What to work on ▸ Determine how many lines of the entries contain "Urquhart". Reply with that number alone.

The input ▸
--------------------------------
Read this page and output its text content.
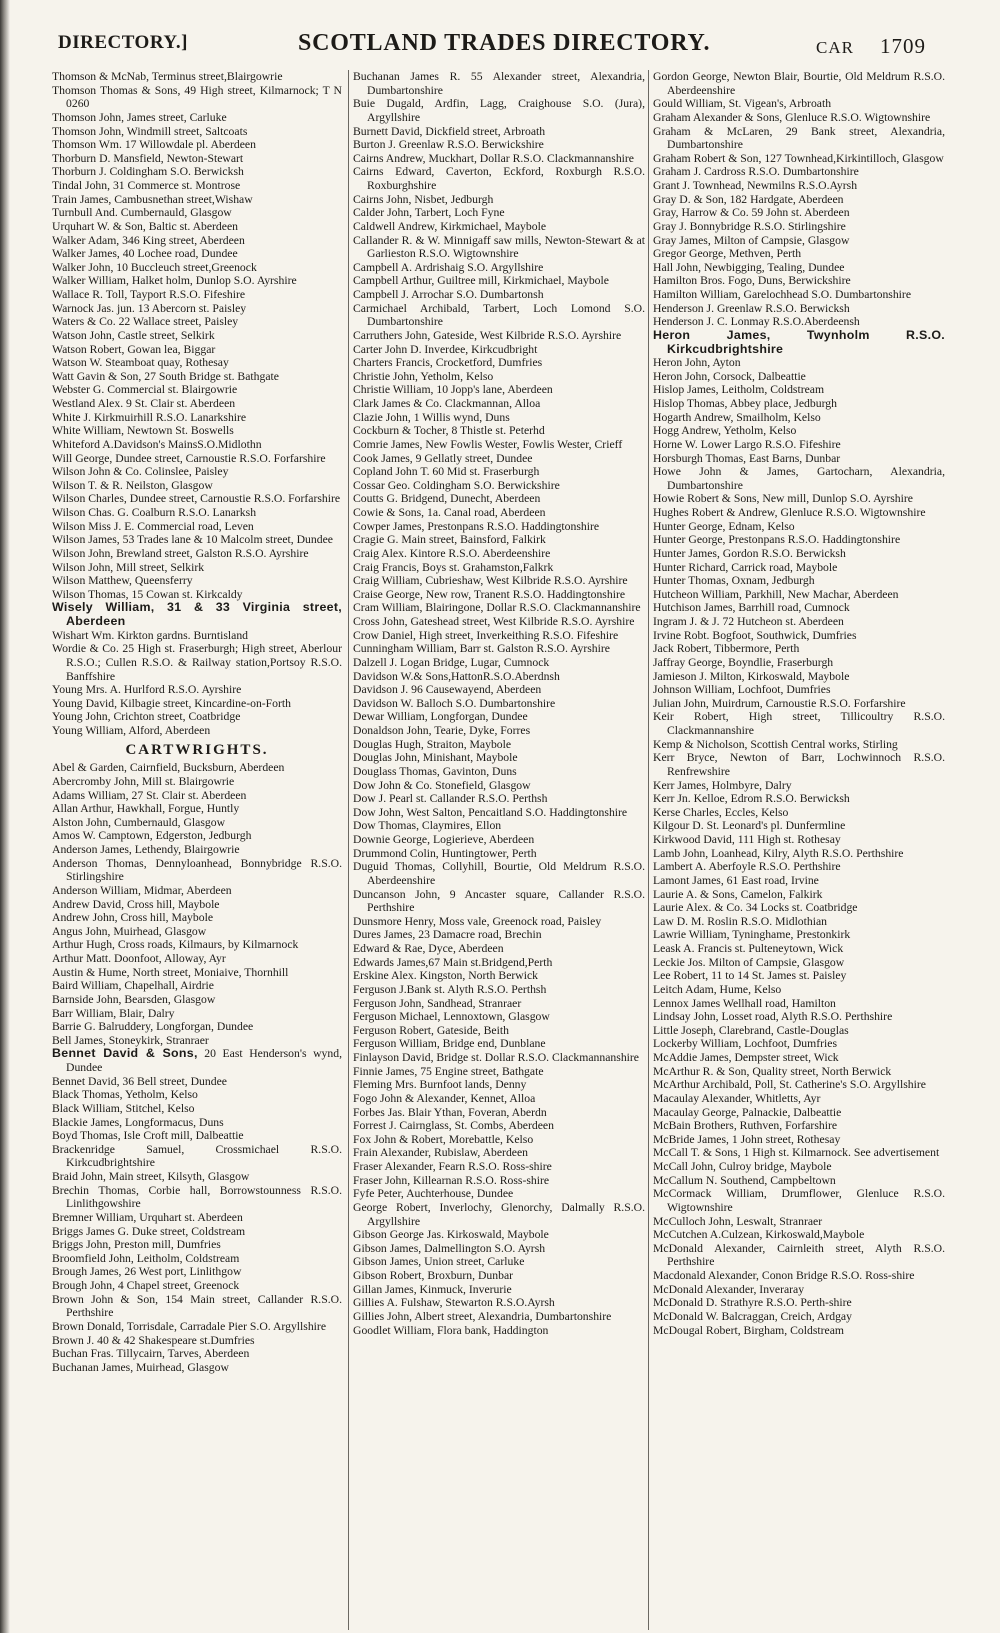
DIRECTORY.]	SCOTLAND TRADES DIRECTORY.	CAR 1709
Thomson & McNab, Terminus street,Blairgowrie
Thomson Thomas & Sons, 49 High street, Kilmarnock; T N 0260
Thomson John, James street, Carluke
Thomson John, Windmill street, Saltcoats
Thomson Wm. 17 Willowdale pl. Aberdeen
Thorburn D. Mansfield, Newton-Stewart
Thorburn J. Coldingham S.O. Berwicksh
Tindal John, 31 Commerce st. Montrose
Train James, Cambusnethan street,Wishaw
Turnbull And. Cumbernauld, Glasgow
Urquhart W. & Son, Baltic st. Aberdeen
Walker Adam, 346 King street, Aberdeen
Walker James, 40 Lochee road, Dundee
Walker John, 10 Buccleuch street,Greenock
Walker William, Halket holm, Dunlop S.O. Ayrshire
Wallace R. Toll, Tayport R.S.O. Fifeshire
Warnock Jas. jun. 13 Abercorn st. Paisley
Waters & Co. 22 Wallace street, Paisley
Watson John, Castle street, Selkirk
Watson Robert, Gowan lea, Biggar
Watson W. Steamboat quay, Rothesay
Watt Gavin & Son, 27 South Bridge st. Bathgate
Webster G. Commercial st. Blairgowrie
Westland Alex. 9 St. Clair st. Aberdeen
White J. Kirkmuirhill R.S.O. Lanarkshire
White William, Newtown St. Boswells
Whiteford A.Davidson's MainsS.O.Midlothn
Will George, Dundee street, Carnoustie R.S.O. Forfarshire
Wilson John & Co. Colinslee, Paisley
Wilson T. & R. Neilston, Glasgow
Wilson Charles, Dundee street, Carnoustie R.S.O. Forfarshire
Wilson Chas. G. Coalburn R.S.O. Lanarksh
Wilson Miss J. E. Commercial road, Leven
Wilson James, 53 Trades lane & 10 Malcolm street, Dundee
Wilson John, Brewland street, Galston R.S.O. Ayrshire
Wilson John, Mill street, Selkirk
Wilson Matthew, Queensferry
Wilson Thomas, 15 Cowan st. Kirkcaldy
Wisely William, 31 & 33 Virginia street, Aberdeen
Wishart Wm. Kirkton gardns. Burntisland
Wordie & Co. 25 High st. Fraserburgh; High street, Aberlour R.S.O.; Cullen R.S.O. & Railway station,Portsoy R.S.O. Banffshire
Young Mrs. A. Hurlford R.S.O. Ayrshire
Young David, Kilbagie street, Kincardine-on-Forth
Young John, Crichton street, Coatbridge
Young William, Alford, Aberdeen
CARTWRIGHTS.
Abel & Garden, Cairnfield, Bucksburn, Aberdeen
Abercromby John, Mill st. Blairgowrie
Adams William, 27 St. Clair st. Aberdeen
Allan Arthur, Hawkhall, Forgue, Huntly
Alston John, Cumbernauld, Glasgow
Amos W. Camptown, Edgerston, Jedburgh
Anderson James, Lethendy, Blairgowrie
Anderson Thomas, Dennyloanhead, Bonnybridge R.S.O. Stirlingshire
Anderson William, Midmar, Aberdeen
Andrew David, Cross hill, Maybole
Andrew John, Cross hill, Maybole
Angus John, Muirhead, Glasgow
Arthur Hugh, Cross roads, Kilmaurs, by Kilmarnock
Arthur Matt. Doonfoot, Alloway, Ayr
Austin & Hume, North street, Moniaive, Thornhill
Baird William, Chapelhall, Airdrie
Barnside John, Bearsden, Glasgow
Barr William, Blair, Dalry
Barrie G. Balruddery, Longforgan, Dundee
Bell James, Stoneykirk, Stranraer
Bennet David & Sons, 20 East Henderson's wynd, Dundee
Bennet David, 36 Bell street, Dundee
Black Thomas, Yetholm, Kelso
Black William, Stitchel, Kelso
Blackie James, Longformacus, Duns
Boyd Thomas, Isle Croft mill, Dalbeattie
Brackenridge Samuel, Crossmichael R.S.O. Kirkcudbrightshire
Braid John, Main street, Kilsyth, Glasgow
Brechin Thomas, Corbie hall, Borrowstounness R.S.O. Linlithgowshire
Bremner William, Urquhart st. Aberdeen
Briggs James G. Duke street, Coldstream
Briggs John, Preston mill, Dumfries
Broomfield John, Leitholm, Coldstream
Brough James, 26 West port, Linlithgow
Brough John, 4 Chapel street, Greenock
Brown John & Son, 154 Main street, Callander R.S.O. Perthshire
Brown Donald, Torrisdale, Carradale Pier S.O. Argyllshire
Brown J. 40 & 42 Shakespeare st.Dumfries
Buchan Fras. Tillycairn, Tarves, Aberdeen
Buchanan James, Muirhead, Glasgow
Buchanan James R. 55 Alexander street, Alexandria, Dumbartonshire
Buie Dugald, Ardfin, Lagg, Craighouse S.O. (Jura), Argyllshire
Burnett David, Dickfield street, Arbroath
Burton J. Greenlaw R.S.O. Berwickshire
Cairns Andrew, Muckhart, Dollar R.S.O. Clackmannanshire
Cairns Edward, Caverton, Eckford, Roxburgh R.S.O. Roxburghshire
Cairns John, Nisbet, Jedburgh
Calder John, Tarbert, Loch Fyne
Caldwell Andrew, Kirkmichael, Maybole
Callander R. & W. Minnigaff saw mills, Newton-Stewart & at Garlieston R.S.O. Wigtownshire
Campbell A. Ardrishaig S.O. Argyllshire
Campbell Arthur, Guiltree mill, Kirkmichael, Maybole
Campbell J. Arrochar S.O. Dumbartonsh
Carmichael Archibald, Tarbert, Loch Lomond S.O. Dumbartonshire
Carruthers John, Gateside, West Kilbride R.S.O. Ayrshire
Carter John D. Inverdee, Kirkcudbright
Charters Francis, Crocketford, Dumfries
Christie John, Yetholm, Kelso
Christie William, 10 Jopp's lane, Aberdeen
Clark James & Co. Clackmannan, Alloa
Clazie John, 1 Willis wynd, Duns
Cockburn & Tocher, 8 Thistle st. Peterhd
Comrie James, New Fowlis Wester, Fowlis Wester, Crieff
Cook James, 9 Gellatly street, Dundee
Copland John T. 60 Mid st. Fraserburgh
Cossar Geo. Coldingham S.O. Berwickshire
Coutts G. Bridgend, Dunecht, Aberdeen
Cowie & Sons, 1a. Canal road, Aberdeen
Cowper James, Prestonpans R.S.O. Haddingtonshire
Cragie G. Main street, Bainsford, Falkirk
Craig Alex. Kintore R.S.O. Aberdeenshire
Craig Francis, Boys st. Grahamston,Falkrk
Craig William, Cubrieshaw, West Kilbride R.S.O. Ayrshire
Craise George, New row, Tranent R.S.O. Haddingtonshire
Cram William, Blairingone, Dollar R.S.O. Clackmannanshire
Cross John, Gateshead street, West Kilbride R.S.O. Ayrshire
Crow Daniel, High street, Inverkeithing R.S.O. Fifeshire
Cunningham William, Barr st. Galston R.S.O. Ayrshire
Dalzell J. Logan Bridge, Lugar, Cumnock
Davidson W.& Sons,HattonR.S.O.Aberdnsh
Davidson J. 96 Causewayend, Aberdeen
Davidson W. Balloch S.O. Dumbartonshire
Dewar William, Longforgan, Dundee
Donaldson John, Tearie, Dyke, Forres
Douglas Hugh, Straiton, Maybole
Douglas John, Minishant, Maybole
Douglass Thomas, Gavinton, Duns
Dow John & Co. Stonefield, Glasgow
Dow J. Pearl st. Callander R.S.O. Perthsh
Dow John, West Salton, Pencaitland S.O. Haddingtonshire
Dow Thomas, Claymires, Ellon
Downie George, Logierieve, Aberdeen
Drummond Colin, Huntingtower, Perth
Duguid Thomas, Collyhill, Bourtie, Old Meldrum R.S.O. Aberdeenshire
Duncanson John, 9 Ancaster square, Callander R.S.O. Perthshire
Dunsmore Henry, Moss vale, Greenock road, Paisley
Dures James, 23 Damacre road, Brechin
Edward & Rae, Dyce, Aberdeen
Edwards James,67 Main st.Bridgend,Perth
Erskine Alex. Kingston, North Berwick
Ferguson J.Bank st. Alyth R.S.O. Perthsh
Ferguson John, Sandhead, Stranraer
Ferguson Michael, Lennoxtown, Glasgow
Ferguson Robert, Gateside, Beith
Ferguson William, Bridge end, Dunblane
Finlayson David, Bridge st. Dollar R.S.O. Clackmannanshire
Finnie James, 75 Engine street, Bathgate
Fleming Mrs. Burnfoot lands, Denny
Fogo John & Alexander, Kennet, Alloa
Forbes Jas. Blair Ythan, Foveran, Aberdn
Forrest J. Cairnglass, St. Combs, Aberdeen
Fox John & Robert, Morebattle, Kelso
Frain Alexander, Rubislaw, Aberdeen
Fraser Alexander, Fearn R.S.O. Ross-shire
Fraser John, Killearnan R.S.O. Ross-shire
Fyfe Peter, Auchterhouse, Dundee
George Robert, Inverlochy, Glenorchy, Dalmally R.S.O. Argyllshire
Gibson George Jas. Kirkoswald, Maybole
Gibson James, Dalmellington S.O. Ayrsh
Gibson James, Union street, Carluke
Gibson Robert, Broxburn, Dunbar
Gillan James, Kinmuck, Inverurie
Gillies A. Fulshaw, Stewarton R.S.O.Ayrsh
Gillies John, Albert street, Alexandria, Dumbartonshire
Goodlet William, Flora bank, Haddington
Gordon George, Newton Blair, Bourtie, Old Meldrum R.S.O. Aberdeenshire
Gould William, St. Vigean's, Arbroath
Graham Alexander & Sons, Glenluce R.S.O. Wigtownshire
Graham & McLaren, 29 Bank street, Alexandria, Dumbartonshire
Graham Robert & Son, 127 Townhead,Kirkintilloch, Glasgow
Graham J. Cardross R.S.O. Dumbartonshire
Grant J. Townhead, Newmilns R.S.O.Ayrsh
Gray D. & Son, 182 Hardgate, Aberdeen
Gray, Harrow & Co. 59 John st. Aberdeen
Gray J. Bonnybridge R.S.O. Stirlingshire
Gray James, Milton of Campsie, Glasgow
Gregor George, Methven, Perth
Hall John, Newbigging, Tealing, Dundee
Hamilton Bros. Fogo, Duns, Berwickshire
Hamilton William, Garelochhead S.O. Dumbartonshire
Henderson J. Greenlaw R.S.O. Berwicksh
Henderson J. C. Lonmay R.S.O.Aberdeensh
Heron James, Twynholm R.S.O. Kirkcudbrightshire
Heron John, Ayton
Heron John, Corsock, Dalbeattie
Hislop James, Leitholm, Coldstream
Hislop Thomas, Abbey place, Jedburgh
Hogarth Andrew, Smailholm, Kelso
Hogg Andrew, Yetholm, Kelso
Horne W. Lower Largo R.S.O. Fifeshire
Horsburgh Thomas, East Barns, Dunbar
Howe John & James, Gartocharn, Alexandria, Dumbartonshire
Howie Robert & Sons, New mill, Dunlop S.O. Ayrshire
Hughes Robert & Andrew, Glenluce R.S.O. Wigtownshire
Hunter George, Ednam, Kelso
Hunter George, Prestonpans R.S.O. Haddingtonshire
Hunter James, Gordon R.S.O. Berwicksh
Hunter Richard, Carrick road, Maybole
Hunter Thomas, Oxnam, Jedburgh
Hutcheon William, Parkhill, New Machar, Aberdeen
Hutchison James, Barrhill road, Cumnock
Ingram J. & J. 72 Hutcheon st. Aberdeen
Irvine Robt. Bogfoot, Southwick, Dumfries
Jack Robert, Tibbermore, Perth
Jaffray George, Boyndlie, Fraserburgh
Jamieson J. Milton, Kirkoswald, Maybole
Johnson William, Lochfoot, Dumfries
Julian John, Muirdrum, Carnoustie R.S.O. Forfarshire
Keir Robert, High street, Tillicoultry R.S.O. Clackmannanshire
Kemp & Nicholson, Scottish Central works, Stirling
Kerr Bryce, Newton of Barr, Lochwinnoch R.S.O. Renfrewshire
Kerr James, Holmbyre, Dalry
Kerr Jn. Kelloe, Edrom R.S.O. Berwicksh
Kerse Charles, Eccles, Kelso
Kilgour D. St. Leonard's pl. Dunfermline
Kirkwood David, 111 High st. Rothesay
Lamb John, Loanhead, Kilry, Alyth R.S.O. Perthshire
Lambert A. Aberfoyle R.S.O. Perthshire
Lamont James, 61 East road, Irvine
Laurie A. & Sons, Camelon, Falkirk
Laurie Alex. & Co. 34 Locks st. Coatbridge
Law D. M. Roslin R.S.O. Midlothian
Lawrie William, Tyninghame, Prestonkirk
Leask A. Francis st. Pulteneytown, Wick
Leckie Jos. Milton of Campsie, Glasgow
Lee Robert, 11 to 14 St. James st. Paisley
Leitch Adam, Hume, Kelso
Lennox James Wellhall road, Hamilton
Lindsay John, Losset road, Alyth R.S.O. Perthshire
Little Joseph, Clarebrand, Castle-Douglas
Lockerby William, Lochfoot, Dumfries
McAddie James, Dempster street, Wick
McArthur R. & Son, Quality street, North Berwick
McArthur Archibald, Poll, St. Catherine's S.O. Argyllshire
Macaulay Alexander, Whitletts, Ayr
Macaulay George, Palnackie, Dalbeattie
McBain Brothers, Ruthven, Forfarshire
McBride James, 1 John street, Rothesay
McCall T. & Sons, 1 High st. Kilmarnock. See advertisement
McCall John, Culroy bridge, Maybole
McCallum N. Southend, Campbeltown
McCormack William, Drumflower, Glenluce R.S.O. Wigtownshire
McCulloch John, Leswalt, Stranraer
McCutchen A.Culzean, Kirkoswald,Maybole
McDonald Alexander, Cairnleith street, Alyth R.S.O. Perthshire
Macdonald Alexander, Conon Bridge R.S.O. Ross-shire
McDonald Alexander, Inveraray
McDonald D. Strathyre R.S.O. Perth-shire
McDonald W. Balcraggan, Creich, Ardgay
McDougal Robert, Birgham, Coldstream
--------------------------------
Task answer ▸ 2